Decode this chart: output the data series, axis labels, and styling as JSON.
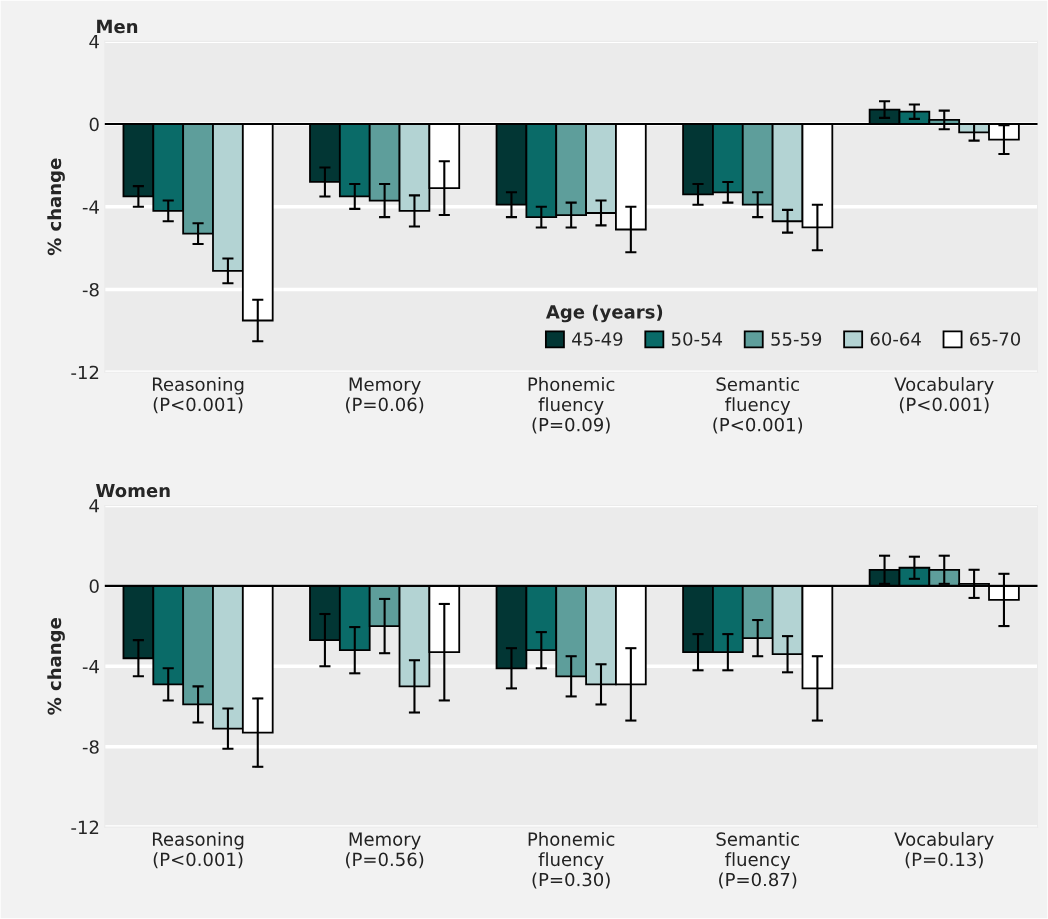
{
  "chart_data": [
    {
      "type": "bar",
      "title": "Men",
      "ylabel": "% change",
      "categories": [
        "Reasoning\n(P<0.001)",
        "Memory\n(P=0.06)",
        "Phonemic\nfluency\n(P=0.09)",
        "Semantic\nfluency\n(P<0.001)",
        "Vocabulary\n(P<0.001)"
      ],
      "ylim": [
        -12,
        4
      ],
      "yticks": [
        -12,
        -8,
        -4,
        0,
        4
      ],
      "grid": "y",
      "legend": "bottom right",
      "legend_title": "Age (years)",
      "ref_lines": [
        {
          "axis": "y",
          "value": 0,
          "color": "#000000"
        }
      ],
      "series": [
        {
          "name": "45-49",
          "color": "#023634",
          "values": [
            -3.5,
            -2.8,
            -3.9,
            -3.4,
            0.7
          ],
          "errors": [
            0.5,
            0.7,
            0.6,
            0.5,
            0.4
          ]
        },
        {
          "name": "50-54",
          "color": "#0a6b68",
          "values": [
            -4.2,
            -3.5,
            -4.5,
            -3.3,
            0.6
          ],
          "errors": [
            0.5,
            0.6,
            0.5,
            0.5,
            0.35
          ]
        },
        {
          "name": "55-59",
          "color": "#5e9e9b",
          "values": [
            -5.3,
            -3.7,
            -4.4,
            -3.9,
            0.2
          ],
          "errors": [
            0.5,
            0.8,
            0.6,
            0.6,
            0.45
          ]
        },
        {
          "name": "60-64",
          "color": "#b3d3d3",
          "values": [
            -7.1,
            -4.2,
            -4.3,
            -4.7,
            -0.4
          ],
          "errors": [
            0.6,
            0.75,
            0.6,
            0.55,
            0.4
          ]
        },
        {
          "name": "65-70",
          "color": "#ffffff",
          "values": [
            -9.5,
            -3.1,
            -5.1,
            -5.0,
            -0.75
          ],
          "errors": [
            1.0,
            1.3,
            1.1,
            1.1,
            0.7
          ]
        }
      ]
    },
    {
      "type": "bar",
      "title": "Women",
      "ylabel": "% change",
      "categories": [
        "Reasoning\n(P<0.001)",
        "Memory\n(P=0.56)",
        "Phonemic\nfluency\n(P=0.30)",
        "Semantic\nfluency\n(P=0.87)",
        "Vocabulary\n(P=0.13)"
      ],
      "ylim": [
        -12,
        4
      ],
      "yticks": [
        -12,
        -8,
        -4,
        0,
        4
      ],
      "grid": "y",
      "ref_lines": [
        {
          "axis": "y",
          "value": 0,
          "color": "#000000"
        }
      ],
      "series": [
        {
          "color": "#023634",
          "values": [
            -3.6,
            -2.7,
            -4.1,
            -3.3,
            0.8
          ],
          "errors": [
            0.9,
            1.3,
            1.0,
            0.9,
            0.7
          ]
        },
        {
          "color": "#0a6b68",
          "values": [
            -4.9,
            -3.2,
            -3.2,
            -3.3,
            0.9
          ],
          "errors": [
            0.8,
            1.15,
            0.9,
            0.9,
            0.55
          ]
        },
        {
          "color": "#5e9e9b",
          "values": [
            -5.9,
            -2.0,
            -4.5,
            -2.6,
            0.8
          ],
          "errors": [
            0.9,
            1.35,
            1.0,
            0.9,
            0.7
          ]
        },
        {
          "color": "#b3d3d3",
          "values": [
            -7.1,
            -5.0,
            -4.9,
            -3.4,
            0.1
          ],
          "errors": [
            1.0,
            1.3,
            1.0,
            0.9,
            0.7
          ]
        },
        {
          "color": "#ffffff",
          "values": [
            -7.3,
            -3.3,
            -4.9,
            -5.1,
            -0.7
          ],
          "errors": [
            1.7,
            2.4,
            1.8,
            1.6,
            1.3
          ]
        }
      ]
    }
  ]
}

______

- Stated goal:
Write the records out again in full, exactly, and skip every picture.

- Exercise solution:
Decode this chart: output the data series, axis labels, and styling as JSON.
{
  "chart_data": [
    {
      "type": "bar",
      "title": "Men",
      "ylabel": "% change",
      "categories": [
        "Reasoning\n(P<0.001)",
        "Memory\n(P=0.06)",
        "Phonemic\nfluency\n(P=0.09)",
        "Semantic\nfluency\n(P<0.001)",
        "Vocabulary\n(P<0.001)"
      ],
      "ylim": [
        -12,
        4
      ],
      "yticks": [
        -12,
        -8,
        -4,
        0,
        4
      ],
      "grid": "y",
      "legend": "bottom right",
      "legend_title": "Age (years)",
      "ref_lines": [
        {
          "axis": "y",
          "value": 0,
          "color": "#000000"
        }
      ],
      "series": [
        {
          "name": "45-49",
          "color": "#023634",
          "values": [
            -3.5,
            -2.8,
            -3.9,
            -3.4,
            0.7
          ],
          "errors": [
            0.5,
            0.7,
            0.6,
            0.5,
            0.4
          ]
        },
        {
          "name": "50-54",
          "color": "#0a6b68",
          "values": [
            -4.2,
            -3.5,
            -4.5,
            -3.3,
            0.6
          ],
          "errors": [
            0.5,
            0.6,
            0.5,
            0.5,
            0.35
          ]
        },
        {
          "name": "55-59",
          "color": "#5e9e9b",
          "values": [
            -5.3,
            -3.7,
            -4.4,
            -3.9,
            0.2
          ],
          "errors": [
            0.5,
            0.8,
            0.6,
            0.6,
            0.45
          ]
        },
        {
          "name": "60-64",
          "color": "#b3d3d3",
          "values": [
            -7.1,
            -4.2,
            -4.3,
            -4.7,
            -0.4
          ],
          "errors": [
            0.6,
            0.75,
            0.6,
            0.55,
            0.4
          ]
        },
        {
          "name": "65-70",
          "color": "#ffffff",
          "values": [
            -9.5,
            -3.1,
            -5.1,
            -5.0,
            -0.75
          ],
          "errors": [
            1.0,
            1.3,
            1.1,
            1.1,
            0.7
          ]
        }
      ]
    },
    {
      "type": "bar",
      "title": "Women",
      "ylabel": "% change",
      "categories": [
        "Reasoning\n(P<0.001)",
        "Memory\n(P=0.56)",
        "Phonemic\nfluency\n(P=0.30)",
        "Semantic\nfluency\n(P=0.87)",
        "Vocabulary\n(P=0.13)"
      ],
      "ylim": [
        -12,
        4
      ],
      "yticks": [
        -12,
        -8,
        -4,
        0,
        4
      ],
      "grid": "y",
      "ref_lines": [
        {
          "axis": "y",
          "value": 0,
          "color": "#000000"
        }
      ],
      "series": [
        {
          "color": "#023634",
          "values": [
            -3.6,
            -2.7,
            -4.1,
            -3.3,
            0.8
          ],
          "errors": [
            0.9,
            1.3,
            1.0,
            0.9,
            0.7
          ]
        },
        {
          "color": "#0a6b68",
          "values": [
            -4.9,
            -3.2,
            -3.2,
            -3.3,
            0.9
          ],
          "errors": [
            0.8,
            1.15,
            0.9,
            0.9,
            0.55
          ]
        },
        {
          "color": "#5e9e9b",
          "values": [
            -5.9,
            -2.0,
            -4.5,
            -2.6,
            0.8
          ],
          "errors": [
            0.9,
            1.35,
            1.0,
            0.9,
            0.7
          ]
        },
        {
          "color": "#b3d3d3",
          "values": [
            -7.1,
            -5.0,
            -4.9,
            -3.4,
            0.1
          ],
          "errors": [
            1.0,
            1.3,
            1.0,
            0.9,
            0.7
          ]
        },
        {
          "color": "#ffffff",
          "values": [
            -7.3,
            -3.3,
            -4.9,
            -5.1,
            -0.7
          ],
          "errors": [
            1.7,
            2.4,
            1.8,
            1.6,
            1.3
          ]
        }
      ]
    }
  ]
}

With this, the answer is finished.